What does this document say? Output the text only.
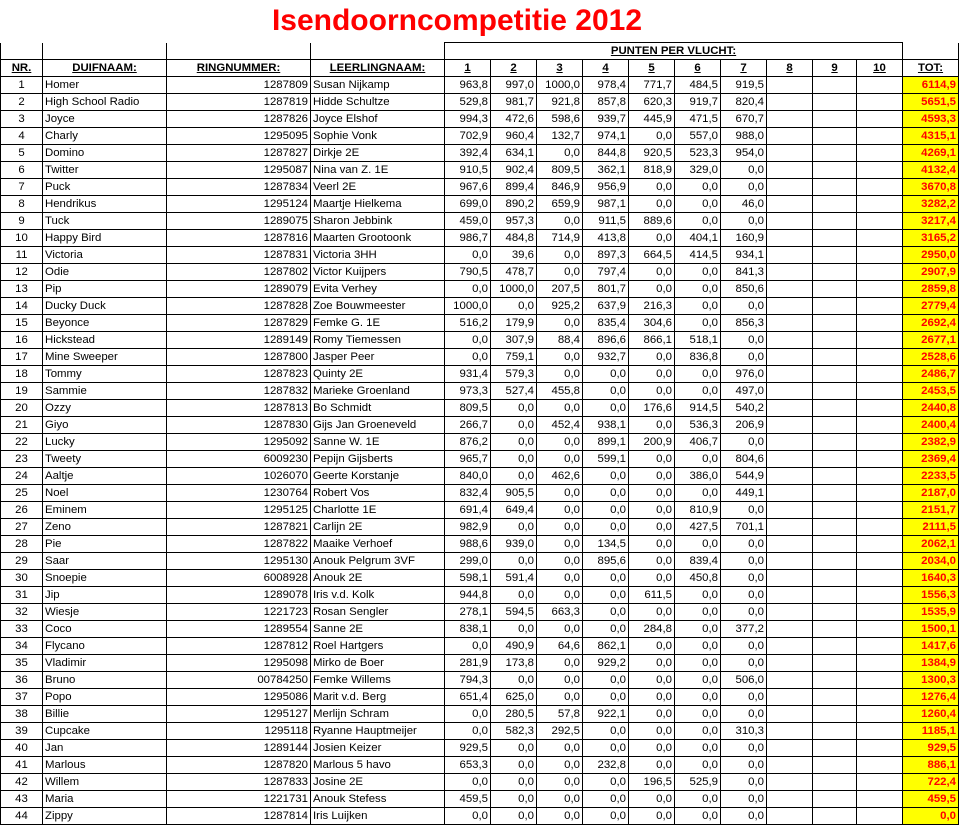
Isendoorncompetitie 2012
				PUNTEN PER VLUCHT:										
NR.	DUIFNAAM:	RINGNUMMER:	LEERLINGNAAM:	1	2	3	4	5	6	7	8	9	10	TOT:
1	Homer	1287809	Susan Nijkamp	963,8	997,0	1000,0	978,4	771,7	484,5	919,5				6114,9
2	High School Radio	1287819	Hidde Schultze	529,8	981,7	921,8	857,8	620,3	919,7	820,4				5651,5
3	Joyce	1287826	Joyce Elshof	994,3	472,6	598,6	939,7	445,9	471,5	670,7				4593,3
4	Charly	1295095	Sophie Vonk	702,9	960,4	132,7	974,1	0,0	557,0	988,0				4315,1
5	Domino	1287827	Dirkje 2E	392,4	634,1	0,0	844,8	920,5	523,3	954,0				4269,1
6	Twitter	1295087	Nina van Z. 1E	910,5	902,4	809,5	362,1	818,9	329,0	0,0				4132,4
7	Puck	1287834	Veerl 2E	967,6	899,4	846,9	956,9	0,0	0,0	0,0				3670,8
8	Hendrikus	1295124	Maartje Hielkema	699,0	890,2	659,9	987,1	0,0	0,0	46,0				3282,2
9	Tuck	1289075	Sharon Jebbink	459,0	957,3	0,0	911,5	889,6	0,0	0,0				3217,4
10	Happy Bird	1287816	Maarten Grootoonk	986,7	484,8	714,9	413,8	0,0	404,1	160,9				3165,2
11	Victoria	1287831	Victoria 3HH	0,0	39,6	0,0	897,3	664,5	414,5	934,1				2950,0
12	Odie	1287802	Victor Kuijpers	790,5	478,7	0,0	797,4	0,0	0,0	841,3				2907,9
13	Pip	1289079	Evita Verhey	0,0	1000,0	207,5	801,7	0,0	0,0	850,6				2859,8
14	Ducky Duck	1287828	Zoe Bouwmeester	1000,0	0,0	925,2	637,9	216,3	0,0	0,0				2779,4
15	Beyonce	1287829	Femke G. 1E	516,2	179,9	0,0	835,4	304,6	0,0	856,3				2692,4
16	Hickstead	1289149	Romy Tiemessen	0,0	307,9	88,4	896,6	866,1	518,1	0,0				2677,1
17	Mine Sweeper	1287800	Jasper Peer	0,0	759,1	0,0	932,7	0,0	836,8	0,0				2528,6
18	Tommy	1287823	Quinty 2E	931,4	579,3	0,0	0,0	0,0	0,0	976,0				2486,7
19	Sammie	1287832	Marieke Groenland	973,3	527,4	455,8	0,0	0,0	0,0	497,0				2453,5
20	Ozzy	1287813	Bo Schmidt	809,5	0,0	0,0	0,0	176,6	914,5	540,2				2440,8
21	Giyo	1287830	Gijs Jan Groeneveld	266,7	0,0	452,4	938,1	0,0	536,3	206,9				2400,4
22	Lucky	1295092	Sanne W. 1E	876,2	0,0	0,0	899,1	200,9	406,7	0,0				2382,9
23	Tweety	6009230	Pepijn Gijsberts	965,7	0,0	0,0	599,1	0,0	0,0	804,6				2369,4
24	Aaltje	1026070	Geerte Korstanje	840,0	0,0	462,6	0,0	0,0	386,0	544,9				2233,5
25	Noel	1230764	Robert Vos	832,4	905,5	0,0	0,0	0,0	0,0	449,1				2187,0
26	Eminem	1295125	Charlotte 1E	691,4	649,4	0,0	0,0	0,0	810,9	0,0				2151,7
27	Zeno	1287821	Carlijn 2E	982,9	0,0	0,0	0,0	0,0	427,5	701,1				2111,5
28	Pie	1287822	Maaike Verhoef	988,6	939,0	0,0	134,5	0,0	0,0	0,0				2062,1
29	Saar	1295130	Anouk Pelgrum 3VF	299,0	0,0	0,0	895,6	0,0	839,4	0,0				2034,0
30	Snoepie	6008928	Anouk 2E	598,1	591,4	0,0	0,0	0,0	450,8	0,0				1640,3
31	Jip	1289078	Iris v.d. Kolk	944,8	0,0	0,0	0,0	611,5	0,0	0,0				1556,3
32	Wiesje	1221723	Rosan Sengler	278,1	594,5	663,3	0,0	0,0	0,0	0,0				1535,9
33	Coco	1289554	Sanne 2E	838,1	0,0	0,0	0,0	284,8	0,0	377,2				1500,1
34	Flycano	1287812	Roel Hartgers	0,0	490,9	64,6	862,1	0,0	0,0	0,0				1417,6
35	Vladimir	1295098	Mirko de Boer	281,9	173,8	0,0	929,2	0,0	0,0	0,0				1384,9
36	Bruno	00784250	Femke Willems	794,3	0,0	0,0	0,0	0,0	0,0	506,0				1300,3
37	Popo	1295086	Marit v.d. Berg	651,4	625,0	0,0	0,0	0,0	0,0	0,0				1276,4
38	Billie	1295127	Merlijn Schram	0,0	280,5	57,8	922,1	0,0	0,0	0,0				1260,4
39	Cupcake	1295118	Ryanne Hauptmeijer	0,0	582,3	292,5	0,0	0,0	0,0	310,3				1185,1
40	Jan	1289144	Josien Keizer	929,5	0,0	0,0	0,0	0,0	0,0	0,0				929,5
41	Marlous	1287820	Marlous 5 havo	653,3	0,0	0,0	232,8	0,0	0,0	0,0				886,1
42	Willem	1287833	Josine 2E	0,0	0,0	0,0	0,0	196,5	525,9	0,0				722,4
43	Maria	1221731	Anouk Stefess	459,5	0,0	0,0	0,0	0,0	0,0	0,0				459,5
44	Zippy	1287814	Iris Luijken	0,0	0,0	0,0	0,0	0,0	0,0	0,0				0,0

::::::::::

— TASK STATEMENT —
Filter the records down to the lines that contain the string "Sanne", and copy those lines.

— RESULT FOR THIS EXERCISE —
22	Lucky	1295092	Sanne W. 1E	876,2	0,0	0,0	899,1	200,9	406,7	0,0				2382,9
33	Coco	1289554	Sanne 2E	838,1	0,0	0,0	0,0	284,8	0,0	377,2				1500,1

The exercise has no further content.